--- The problem ---
Go through each line of the records below and count those with the word "number"; give only the total.

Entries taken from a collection
+--
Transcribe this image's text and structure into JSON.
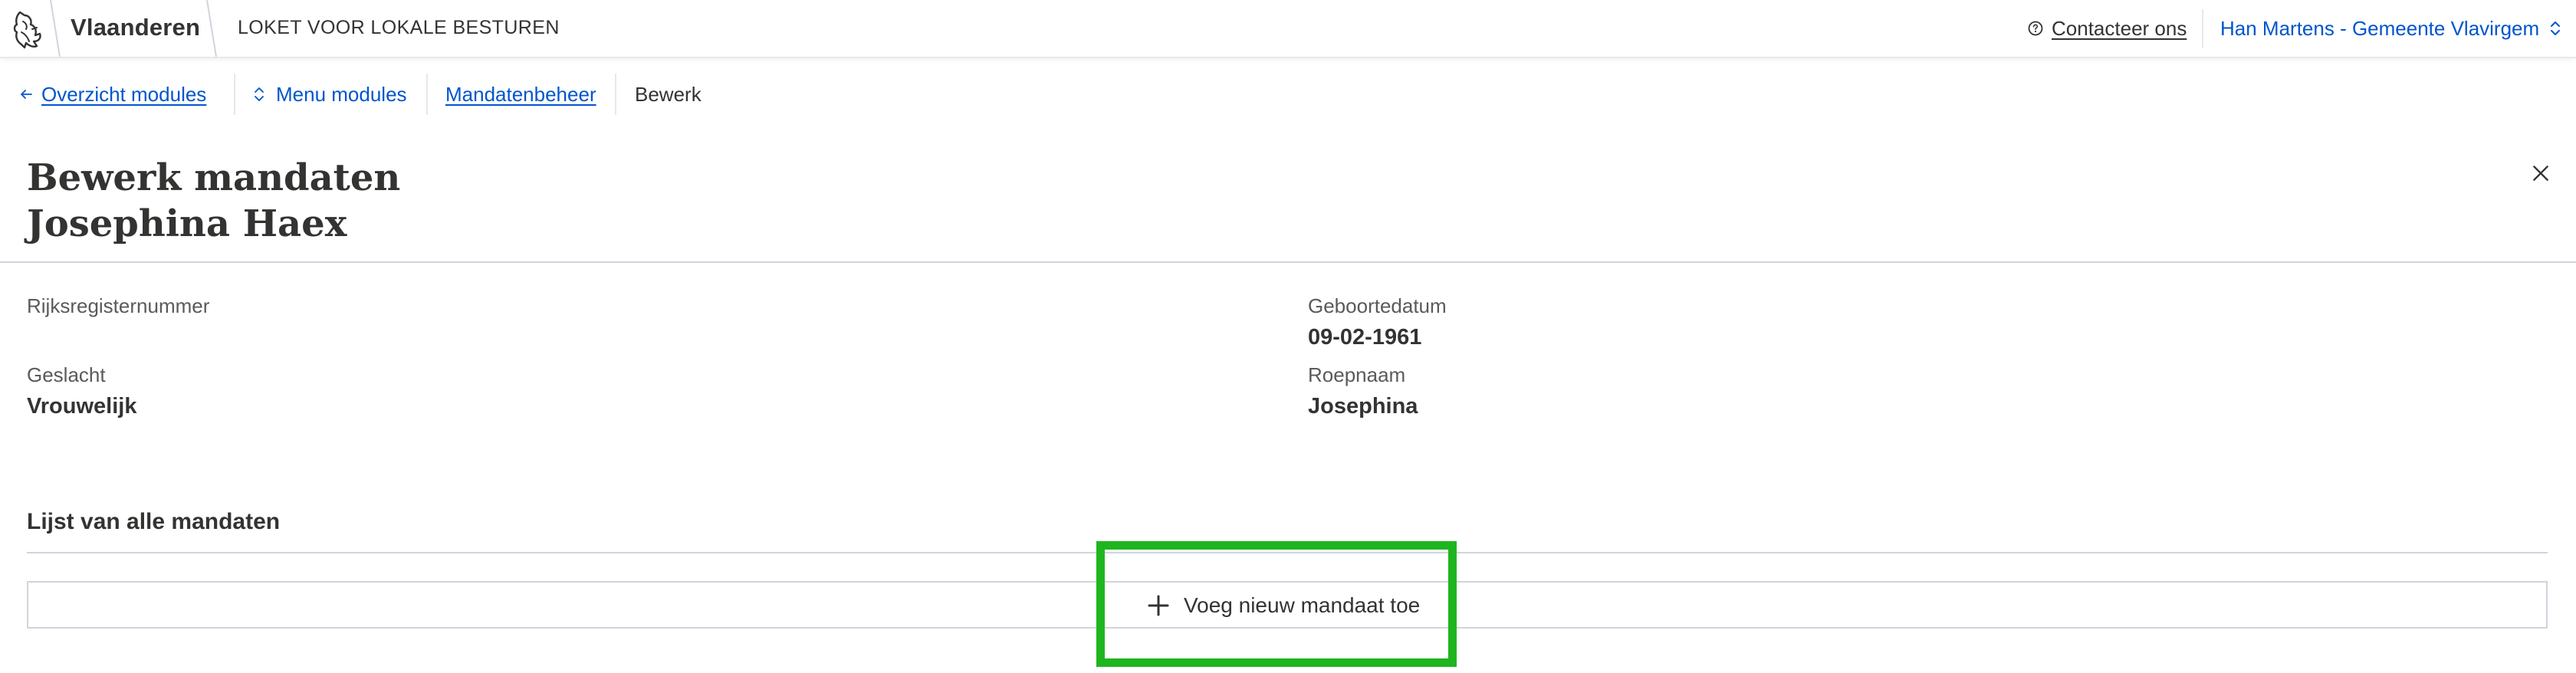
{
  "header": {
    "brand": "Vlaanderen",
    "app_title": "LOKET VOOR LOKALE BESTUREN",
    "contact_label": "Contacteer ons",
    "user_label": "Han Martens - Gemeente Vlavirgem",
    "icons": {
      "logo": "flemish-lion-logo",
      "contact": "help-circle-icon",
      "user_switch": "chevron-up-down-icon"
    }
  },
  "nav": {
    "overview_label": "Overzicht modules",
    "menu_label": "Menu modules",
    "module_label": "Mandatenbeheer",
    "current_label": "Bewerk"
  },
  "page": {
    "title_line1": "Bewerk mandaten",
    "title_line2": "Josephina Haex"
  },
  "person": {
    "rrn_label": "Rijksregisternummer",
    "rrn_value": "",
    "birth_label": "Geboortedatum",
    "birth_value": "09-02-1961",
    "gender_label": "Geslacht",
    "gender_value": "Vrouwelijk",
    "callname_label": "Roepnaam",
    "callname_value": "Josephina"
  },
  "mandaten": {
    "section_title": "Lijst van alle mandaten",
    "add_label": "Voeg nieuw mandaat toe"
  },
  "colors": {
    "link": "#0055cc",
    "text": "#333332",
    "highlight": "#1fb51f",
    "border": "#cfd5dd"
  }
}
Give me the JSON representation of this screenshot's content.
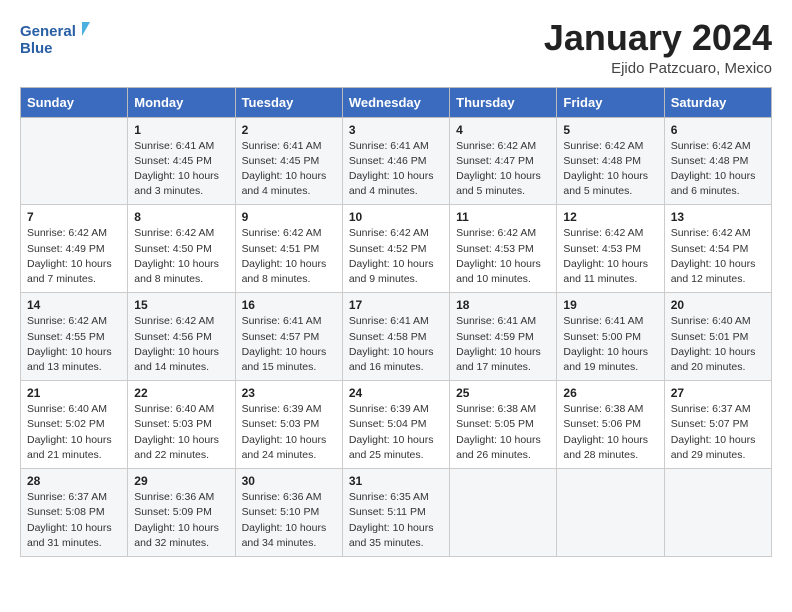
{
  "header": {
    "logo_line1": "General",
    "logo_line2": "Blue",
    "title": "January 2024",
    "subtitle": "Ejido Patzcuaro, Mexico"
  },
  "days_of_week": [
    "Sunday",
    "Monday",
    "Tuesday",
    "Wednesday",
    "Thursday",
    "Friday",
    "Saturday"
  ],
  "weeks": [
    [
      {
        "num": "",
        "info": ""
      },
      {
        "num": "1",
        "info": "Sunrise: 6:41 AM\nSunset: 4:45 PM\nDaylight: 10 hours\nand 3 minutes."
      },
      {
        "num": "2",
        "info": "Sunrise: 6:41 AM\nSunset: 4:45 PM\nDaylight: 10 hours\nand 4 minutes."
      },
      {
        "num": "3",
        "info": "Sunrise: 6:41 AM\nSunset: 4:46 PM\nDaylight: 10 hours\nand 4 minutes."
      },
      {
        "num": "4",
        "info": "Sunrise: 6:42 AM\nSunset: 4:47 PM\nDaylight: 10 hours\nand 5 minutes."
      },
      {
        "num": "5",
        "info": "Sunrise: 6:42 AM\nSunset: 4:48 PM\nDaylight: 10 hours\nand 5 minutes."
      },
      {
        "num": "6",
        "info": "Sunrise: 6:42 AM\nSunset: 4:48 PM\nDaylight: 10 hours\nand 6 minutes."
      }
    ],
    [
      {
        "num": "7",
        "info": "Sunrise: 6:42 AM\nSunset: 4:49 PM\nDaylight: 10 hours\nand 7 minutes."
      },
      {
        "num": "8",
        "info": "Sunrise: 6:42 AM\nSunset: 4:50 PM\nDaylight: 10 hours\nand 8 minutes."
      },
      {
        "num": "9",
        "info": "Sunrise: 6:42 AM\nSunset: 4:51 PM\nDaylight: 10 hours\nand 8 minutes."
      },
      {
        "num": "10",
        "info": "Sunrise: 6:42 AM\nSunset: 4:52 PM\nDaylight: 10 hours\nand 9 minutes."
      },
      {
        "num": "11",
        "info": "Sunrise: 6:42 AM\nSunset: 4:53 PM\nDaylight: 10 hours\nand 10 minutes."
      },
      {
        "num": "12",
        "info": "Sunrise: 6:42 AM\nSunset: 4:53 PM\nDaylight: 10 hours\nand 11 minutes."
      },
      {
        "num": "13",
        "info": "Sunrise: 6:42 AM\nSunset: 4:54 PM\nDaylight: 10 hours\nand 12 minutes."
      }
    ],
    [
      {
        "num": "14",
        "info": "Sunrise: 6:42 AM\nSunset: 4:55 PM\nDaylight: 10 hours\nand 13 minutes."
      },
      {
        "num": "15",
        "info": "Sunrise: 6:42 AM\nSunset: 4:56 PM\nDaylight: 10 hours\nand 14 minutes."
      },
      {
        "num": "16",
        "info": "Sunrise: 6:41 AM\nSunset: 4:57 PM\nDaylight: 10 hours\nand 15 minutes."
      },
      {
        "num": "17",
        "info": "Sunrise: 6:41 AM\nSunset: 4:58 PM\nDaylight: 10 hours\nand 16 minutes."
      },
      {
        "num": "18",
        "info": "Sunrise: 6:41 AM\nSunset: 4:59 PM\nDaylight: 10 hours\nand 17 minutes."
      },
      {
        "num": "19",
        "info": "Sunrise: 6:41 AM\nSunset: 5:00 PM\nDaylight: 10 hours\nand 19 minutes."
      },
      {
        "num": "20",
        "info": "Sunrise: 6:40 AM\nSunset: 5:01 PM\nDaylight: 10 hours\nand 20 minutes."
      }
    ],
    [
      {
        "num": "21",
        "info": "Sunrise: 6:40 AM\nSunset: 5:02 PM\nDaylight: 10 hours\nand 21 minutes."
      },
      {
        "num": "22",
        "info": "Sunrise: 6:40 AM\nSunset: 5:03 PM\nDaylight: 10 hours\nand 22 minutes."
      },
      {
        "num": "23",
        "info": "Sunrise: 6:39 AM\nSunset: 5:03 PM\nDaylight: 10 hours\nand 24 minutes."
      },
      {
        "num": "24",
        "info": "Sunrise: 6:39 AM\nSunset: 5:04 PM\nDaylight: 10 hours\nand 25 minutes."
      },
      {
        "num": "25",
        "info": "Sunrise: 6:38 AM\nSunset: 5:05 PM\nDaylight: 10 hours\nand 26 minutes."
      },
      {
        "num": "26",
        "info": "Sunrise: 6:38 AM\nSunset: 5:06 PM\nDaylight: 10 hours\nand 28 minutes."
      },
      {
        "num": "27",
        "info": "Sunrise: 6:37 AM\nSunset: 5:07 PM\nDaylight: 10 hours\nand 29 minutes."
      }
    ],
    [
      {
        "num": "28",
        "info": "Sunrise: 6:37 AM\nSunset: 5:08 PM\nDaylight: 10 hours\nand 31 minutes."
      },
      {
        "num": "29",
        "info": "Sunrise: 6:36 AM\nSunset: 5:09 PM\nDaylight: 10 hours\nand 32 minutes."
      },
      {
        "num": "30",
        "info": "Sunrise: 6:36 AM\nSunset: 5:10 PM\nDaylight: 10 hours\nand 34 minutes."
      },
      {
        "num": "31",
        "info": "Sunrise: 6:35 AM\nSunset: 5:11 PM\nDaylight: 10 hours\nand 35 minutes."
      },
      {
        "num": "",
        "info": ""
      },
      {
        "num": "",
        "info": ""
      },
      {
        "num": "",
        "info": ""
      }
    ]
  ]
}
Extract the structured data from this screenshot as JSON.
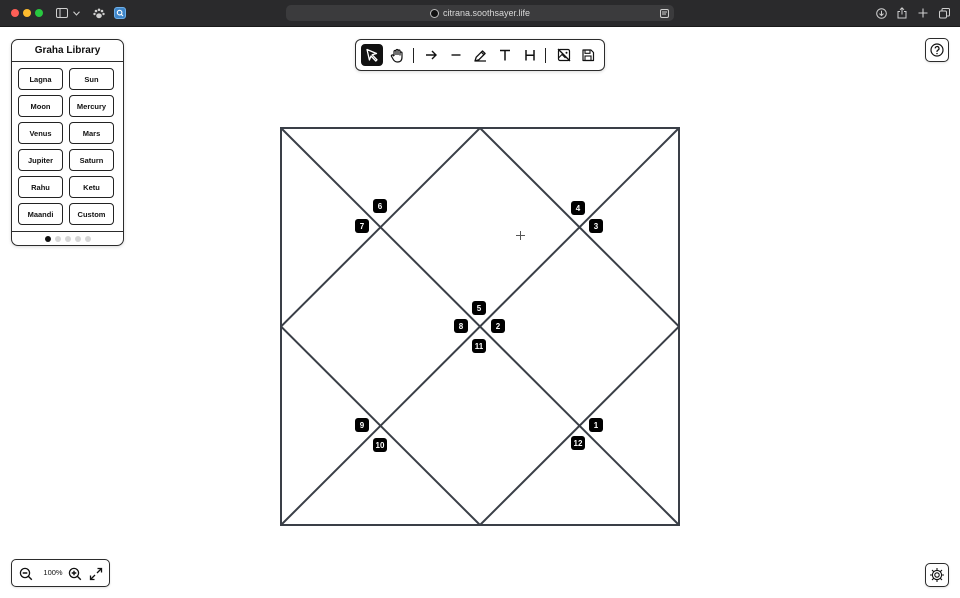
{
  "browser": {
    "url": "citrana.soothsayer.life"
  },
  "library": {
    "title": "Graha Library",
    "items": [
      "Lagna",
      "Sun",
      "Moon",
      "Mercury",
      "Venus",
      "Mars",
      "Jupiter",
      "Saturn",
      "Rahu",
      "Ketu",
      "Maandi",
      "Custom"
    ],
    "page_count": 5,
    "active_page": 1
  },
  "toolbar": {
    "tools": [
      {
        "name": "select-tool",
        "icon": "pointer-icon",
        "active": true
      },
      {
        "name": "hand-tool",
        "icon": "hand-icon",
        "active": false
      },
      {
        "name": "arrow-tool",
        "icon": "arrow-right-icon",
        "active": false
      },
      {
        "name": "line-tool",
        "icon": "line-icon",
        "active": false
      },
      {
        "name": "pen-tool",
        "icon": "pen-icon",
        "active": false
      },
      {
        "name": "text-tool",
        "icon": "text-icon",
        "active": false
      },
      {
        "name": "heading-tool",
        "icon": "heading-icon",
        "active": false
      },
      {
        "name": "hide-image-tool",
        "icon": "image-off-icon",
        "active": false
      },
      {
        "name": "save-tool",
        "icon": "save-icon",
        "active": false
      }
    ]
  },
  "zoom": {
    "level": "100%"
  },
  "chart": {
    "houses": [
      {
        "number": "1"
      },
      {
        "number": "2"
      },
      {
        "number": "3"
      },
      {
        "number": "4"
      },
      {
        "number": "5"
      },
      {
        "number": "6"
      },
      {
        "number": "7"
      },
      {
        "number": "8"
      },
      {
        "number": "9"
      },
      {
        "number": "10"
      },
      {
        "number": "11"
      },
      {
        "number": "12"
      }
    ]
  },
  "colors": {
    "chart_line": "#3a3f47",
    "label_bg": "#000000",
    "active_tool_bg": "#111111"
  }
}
+--
--- Complete output ---
12